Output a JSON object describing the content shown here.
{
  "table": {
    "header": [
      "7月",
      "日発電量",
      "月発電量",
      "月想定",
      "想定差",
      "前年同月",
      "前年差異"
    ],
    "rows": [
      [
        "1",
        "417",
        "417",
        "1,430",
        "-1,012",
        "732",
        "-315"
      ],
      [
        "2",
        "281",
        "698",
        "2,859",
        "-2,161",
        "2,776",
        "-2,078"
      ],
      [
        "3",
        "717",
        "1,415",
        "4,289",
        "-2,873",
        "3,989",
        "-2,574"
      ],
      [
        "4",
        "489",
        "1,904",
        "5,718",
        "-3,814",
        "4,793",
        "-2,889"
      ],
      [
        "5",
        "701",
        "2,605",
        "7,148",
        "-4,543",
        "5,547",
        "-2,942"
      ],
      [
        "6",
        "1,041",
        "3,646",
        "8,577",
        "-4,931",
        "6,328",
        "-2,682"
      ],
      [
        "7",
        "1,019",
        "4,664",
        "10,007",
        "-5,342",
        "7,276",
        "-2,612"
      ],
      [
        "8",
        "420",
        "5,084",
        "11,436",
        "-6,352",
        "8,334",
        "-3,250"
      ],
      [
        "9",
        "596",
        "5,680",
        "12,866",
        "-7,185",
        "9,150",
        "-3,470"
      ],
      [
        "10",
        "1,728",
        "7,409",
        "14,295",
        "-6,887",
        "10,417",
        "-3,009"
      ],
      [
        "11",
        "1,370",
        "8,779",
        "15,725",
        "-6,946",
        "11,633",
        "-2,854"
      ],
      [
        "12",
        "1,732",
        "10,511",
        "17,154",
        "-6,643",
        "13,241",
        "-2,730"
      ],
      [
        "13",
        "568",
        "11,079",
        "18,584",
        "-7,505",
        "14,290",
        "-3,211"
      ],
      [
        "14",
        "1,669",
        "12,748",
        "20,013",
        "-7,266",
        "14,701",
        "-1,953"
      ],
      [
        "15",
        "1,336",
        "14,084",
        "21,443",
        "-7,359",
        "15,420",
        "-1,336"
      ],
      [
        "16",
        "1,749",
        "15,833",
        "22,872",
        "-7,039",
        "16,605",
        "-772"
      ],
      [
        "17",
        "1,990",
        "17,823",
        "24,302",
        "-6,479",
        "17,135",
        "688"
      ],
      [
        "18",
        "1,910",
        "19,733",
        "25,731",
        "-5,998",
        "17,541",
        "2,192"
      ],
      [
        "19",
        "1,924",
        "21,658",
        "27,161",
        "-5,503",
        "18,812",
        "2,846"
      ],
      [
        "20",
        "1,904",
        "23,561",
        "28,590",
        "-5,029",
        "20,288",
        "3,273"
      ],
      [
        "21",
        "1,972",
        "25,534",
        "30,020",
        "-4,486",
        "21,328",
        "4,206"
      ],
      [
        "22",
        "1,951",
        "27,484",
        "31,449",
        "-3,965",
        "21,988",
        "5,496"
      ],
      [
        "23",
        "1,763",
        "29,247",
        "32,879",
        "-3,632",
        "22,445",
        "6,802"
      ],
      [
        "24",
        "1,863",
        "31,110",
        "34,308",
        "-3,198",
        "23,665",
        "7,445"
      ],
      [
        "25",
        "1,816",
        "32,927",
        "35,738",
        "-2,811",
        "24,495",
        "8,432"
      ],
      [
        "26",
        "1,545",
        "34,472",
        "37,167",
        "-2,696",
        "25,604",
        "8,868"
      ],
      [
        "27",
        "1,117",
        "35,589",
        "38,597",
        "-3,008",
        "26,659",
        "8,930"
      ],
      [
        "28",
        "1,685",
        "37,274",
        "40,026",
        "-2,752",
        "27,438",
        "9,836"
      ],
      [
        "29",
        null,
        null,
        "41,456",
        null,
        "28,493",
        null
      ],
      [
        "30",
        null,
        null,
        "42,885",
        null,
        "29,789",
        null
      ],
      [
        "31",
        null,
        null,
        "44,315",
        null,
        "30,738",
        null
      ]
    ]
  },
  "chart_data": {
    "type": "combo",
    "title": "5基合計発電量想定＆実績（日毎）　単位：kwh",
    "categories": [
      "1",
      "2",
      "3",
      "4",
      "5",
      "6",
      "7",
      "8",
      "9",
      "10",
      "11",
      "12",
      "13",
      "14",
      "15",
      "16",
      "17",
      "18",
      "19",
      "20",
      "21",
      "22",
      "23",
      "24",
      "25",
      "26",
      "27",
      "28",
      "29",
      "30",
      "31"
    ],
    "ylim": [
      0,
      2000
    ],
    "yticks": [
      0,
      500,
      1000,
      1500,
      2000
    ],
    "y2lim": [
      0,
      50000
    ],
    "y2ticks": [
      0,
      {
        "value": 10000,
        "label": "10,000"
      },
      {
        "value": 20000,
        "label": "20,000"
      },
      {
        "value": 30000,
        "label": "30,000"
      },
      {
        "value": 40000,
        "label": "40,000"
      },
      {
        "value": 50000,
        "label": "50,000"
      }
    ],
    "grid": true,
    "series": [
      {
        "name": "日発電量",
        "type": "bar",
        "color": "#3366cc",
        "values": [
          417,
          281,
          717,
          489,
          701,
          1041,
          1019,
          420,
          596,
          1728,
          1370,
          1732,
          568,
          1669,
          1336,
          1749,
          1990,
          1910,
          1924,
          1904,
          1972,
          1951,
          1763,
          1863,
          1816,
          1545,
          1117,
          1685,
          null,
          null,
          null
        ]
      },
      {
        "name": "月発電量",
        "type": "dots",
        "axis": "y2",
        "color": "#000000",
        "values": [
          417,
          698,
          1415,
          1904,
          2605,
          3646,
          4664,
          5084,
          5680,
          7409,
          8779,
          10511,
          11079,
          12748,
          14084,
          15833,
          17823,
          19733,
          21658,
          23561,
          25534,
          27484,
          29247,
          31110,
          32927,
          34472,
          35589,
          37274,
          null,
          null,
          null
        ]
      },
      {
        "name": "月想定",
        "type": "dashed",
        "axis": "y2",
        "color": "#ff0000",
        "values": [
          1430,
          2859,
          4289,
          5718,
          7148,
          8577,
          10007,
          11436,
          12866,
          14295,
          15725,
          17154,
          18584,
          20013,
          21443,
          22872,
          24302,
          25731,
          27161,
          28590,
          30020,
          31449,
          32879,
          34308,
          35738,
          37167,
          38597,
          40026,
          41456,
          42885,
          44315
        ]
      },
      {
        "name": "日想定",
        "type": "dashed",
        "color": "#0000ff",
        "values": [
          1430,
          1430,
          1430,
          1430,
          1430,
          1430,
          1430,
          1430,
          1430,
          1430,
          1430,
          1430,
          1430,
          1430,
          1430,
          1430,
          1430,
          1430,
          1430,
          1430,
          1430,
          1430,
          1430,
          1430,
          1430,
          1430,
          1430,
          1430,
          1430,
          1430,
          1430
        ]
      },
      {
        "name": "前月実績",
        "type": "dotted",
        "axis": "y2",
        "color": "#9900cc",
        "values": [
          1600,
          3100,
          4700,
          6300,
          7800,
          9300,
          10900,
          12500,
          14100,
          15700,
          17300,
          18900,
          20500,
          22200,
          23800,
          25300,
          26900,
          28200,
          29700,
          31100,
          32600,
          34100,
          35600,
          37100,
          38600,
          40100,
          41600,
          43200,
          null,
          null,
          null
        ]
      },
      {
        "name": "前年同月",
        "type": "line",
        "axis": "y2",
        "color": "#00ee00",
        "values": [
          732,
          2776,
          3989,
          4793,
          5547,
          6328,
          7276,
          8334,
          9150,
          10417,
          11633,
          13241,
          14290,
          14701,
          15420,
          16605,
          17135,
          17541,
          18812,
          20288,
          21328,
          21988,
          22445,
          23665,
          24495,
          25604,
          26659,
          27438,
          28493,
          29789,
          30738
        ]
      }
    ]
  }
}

┄┄┄┄┄┄

### Objective
The records above should be duplicated in full, exactly as given.

### Solution
Output a JSON object describing the content shown here.
{
  "table": {
    "header": [
      "7月",
      "日発電量",
      "月発電量",
      "月想定",
      "想定差",
      "前年同月",
      "前年差異"
    ],
    "rows": [
      [
        "1",
        "417",
        "417",
        "1,430",
        "-1,012",
        "732",
        "-315"
      ],
      [
        "2",
        "281",
        "698",
        "2,859",
        "-2,161",
        "2,776",
        "-2,078"
      ],
      [
        "3",
        "717",
        "1,415",
        "4,289",
        "-2,873",
        "3,989",
        "-2,574"
      ],
      [
        "4",
        "489",
        "1,904",
        "5,718",
        "-3,814",
        "4,793",
        "-2,889"
      ],
      [
        "5",
        "701",
        "2,605",
        "7,148",
        "-4,543",
        "5,547",
        "-2,942"
      ],
      [
        "6",
        "1,041",
        "3,646",
        "8,577",
        "-4,931",
        "6,328",
        "-2,682"
      ],
      [
        "7",
        "1,019",
        "4,664",
        "10,007",
        "-5,342",
        "7,276",
        "-2,612"
      ],
      [
        "8",
        "420",
        "5,084",
        "11,436",
        "-6,352",
        "8,334",
        "-3,250"
      ],
      [
        "9",
        "596",
        "5,680",
        "12,866",
        "-7,185",
        "9,150",
        "-3,470"
      ],
      [
        "10",
        "1,728",
        "7,409",
        "14,295",
        "-6,887",
        "10,417",
        "-3,009"
      ],
      [
        "11",
        "1,370",
        "8,779",
        "15,725",
        "-6,946",
        "11,633",
        "-2,854"
      ],
      [
        "12",
        "1,732",
        "10,511",
        "17,154",
        "-6,643",
        "13,241",
        "-2,730"
      ],
      [
        "13",
        "568",
        "11,079",
        "18,584",
        "-7,505",
        "14,290",
        "-3,211"
      ],
      [
        "14",
        "1,669",
        "12,748",
        "20,013",
        "-7,266",
        "14,701",
        "-1,953"
      ],
      [
        "15",
        "1,336",
        "14,084",
        "21,443",
        "-7,359",
        "15,420",
        "-1,336"
      ],
      [
        "16",
        "1,749",
        "15,833",
        "22,872",
        "-7,039",
        "16,605",
        "-772"
      ],
      [
        "17",
        "1,990",
        "17,823",
        "24,302",
        "-6,479",
        "17,135",
        "688"
      ],
      [
        "18",
        "1,910",
        "19,733",
        "25,731",
        "-5,998",
        "17,541",
        "2,192"
      ],
      [
        "19",
        "1,924",
        "21,658",
        "27,161",
        "-5,503",
        "18,812",
        "2,846"
      ],
      [
        "20",
        "1,904",
        "23,561",
        "28,590",
        "-5,029",
        "20,288",
        "3,273"
      ],
      [
        "21",
        "1,972",
        "25,534",
        "30,020",
        "-4,486",
        "21,328",
        "4,206"
      ],
      [
        "22",
        "1,951",
        "27,484",
        "31,449",
        "-3,965",
        "21,988",
        "5,496"
      ],
      [
        "23",
        "1,763",
        "29,247",
        "32,879",
        "-3,632",
        "22,445",
        "6,802"
      ],
      [
        "24",
        "1,863",
        "31,110",
        "34,308",
        "-3,198",
        "23,665",
        "7,445"
      ],
      [
        "25",
        "1,816",
        "32,927",
        "35,738",
        "-2,811",
        "24,495",
        "8,432"
      ],
      [
        "26",
        "1,545",
        "34,472",
        "37,167",
        "-2,696",
        "25,604",
        "8,868"
      ],
      [
        "27",
        "1,117",
        "35,589",
        "38,597",
        "-3,008",
        "26,659",
        "8,930"
      ],
      [
        "28",
        "1,685",
        "37,274",
        "40,026",
        "-2,752",
        "27,438",
        "9,836"
      ],
      [
        "29",
        null,
        null,
        "41,456",
        null,
        "28,493",
        null
      ],
      [
        "30",
        null,
        null,
        "42,885",
        null,
        "29,789",
        null
      ],
      [
        "31",
        null,
        null,
        "44,315",
        null,
        "30,738",
        null
      ]
    ]
  },
  "chart_data": {
    "type": "combo",
    "title": "5基合計発電量想定＆実績（日毎）　単位：kwh",
    "categories": [
      "1",
      "2",
      "3",
      "4",
      "5",
      "6",
      "7",
      "8",
      "9",
      "10",
      "11",
      "12",
      "13",
      "14",
      "15",
      "16",
      "17",
      "18",
      "19",
      "20",
      "21",
      "22",
      "23",
      "24",
      "25",
      "26",
      "27",
      "28",
      "29",
      "30",
      "31"
    ],
    "ylim": [
      0,
      2000
    ],
    "yticks": [
      0,
      500,
      1000,
      1500,
      2000
    ],
    "y2lim": [
      0,
      50000
    ],
    "y2ticks": [
      0,
      {
        "value": 10000,
        "label": "10,000"
      },
      {
        "value": 20000,
        "label": "20,000"
      },
      {
        "value": 30000,
        "label": "30,000"
      },
      {
        "value": 40000,
        "label": "40,000"
      },
      {
        "value": 50000,
        "label": "50,000"
      }
    ],
    "grid": true,
    "series": [
      {
        "name": "日発電量",
        "type": "bar",
        "color": "#3366cc",
        "values": [
          417,
          281,
          717,
          489,
          701,
          1041,
          1019,
          420,
          596,
          1728,
          1370,
          1732,
          568,
          1669,
          1336,
          1749,
          1990,
          1910,
          1924,
          1904,
          1972,
          1951,
          1763,
          1863,
          1816,
          1545,
          1117,
          1685,
          null,
          null,
          null
        ]
      },
      {
        "name": "月発電量",
        "type": "dots",
        "axis": "y2",
        "color": "#000000",
        "values": [
          417,
          698,
          1415,
          1904,
          2605,
          3646,
          4664,
          5084,
          5680,
          7409,
          8779,
          10511,
          11079,
          12748,
          14084,
          15833,
          17823,
          19733,
          21658,
          23561,
          25534,
          27484,
          29247,
          31110,
          32927,
          34472,
          35589,
          37274,
          null,
          null,
          null
        ]
      },
      {
        "name": "月想定",
        "type": "dashed",
        "axis": "y2",
        "color": "#ff0000",
        "values": [
          1430,
          2859,
          4289,
          5718,
          7148,
          8577,
          10007,
          11436,
          12866,
          14295,
          15725,
          17154,
          18584,
          20013,
          21443,
          22872,
          24302,
          25731,
          27161,
          28590,
          30020,
          31449,
          32879,
          34308,
          35738,
          37167,
          38597,
          40026,
          41456,
          42885,
          44315
        ]
      },
      {
        "name": "日想定",
        "type": "dashed",
        "color": "#0000ff",
        "values": [
          1430,
          1430,
          1430,
          1430,
          1430,
          1430,
          1430,
          1430,
          1430,
          1430,
          1430,
          1430,
          1430,
          1430,
          1430,
          1430,
          1430,
          1430,
          1430,
          1430,
          1430,
          1430,
          1430,
          1430,
          1430,
          1430,
          1430,
          1430,
          1430,
          1430,
          1430
        ]
      },
      {
        "name": "前月実績",
        "type": "dotted",
        "axis": "y2",
        "color": "#9900cc",
        "values": [
          1600,
          3100,
          4700,
          6300,
          7800,
          9300,
          10900,
          12500,
          14100,
          15700,
          17300,
          18900,
          20500,
          22200,
          23800,
          25300,
          26900,
          28200,
          29700,
          31100,
          32600,
          34100,
          35600,
          37100,
          38600,
          40100,
          41600,
          43200,
          null,
          null,
          null
        ]
      },
      {
        "name": "前年同月",
        "type": "line",
        "axis": "y2",
        "color": "#00ee00",
        "values": [
          732,
          2776,
          3989,
          4793,
          5547,
          6328,
          7276,
          8334,
          9150,
          10417,
          11633,
          13241,
          14290,
          14701,
          15420,
          16605,
          17135,
          17541,
          18812,
          20288,
          21328,
          21988,
          22445,
          23665,
          24495,
          25604,
          26659,
          27438,
          28493,
          29789,
          30738
        ]
      }
    ]
  }
}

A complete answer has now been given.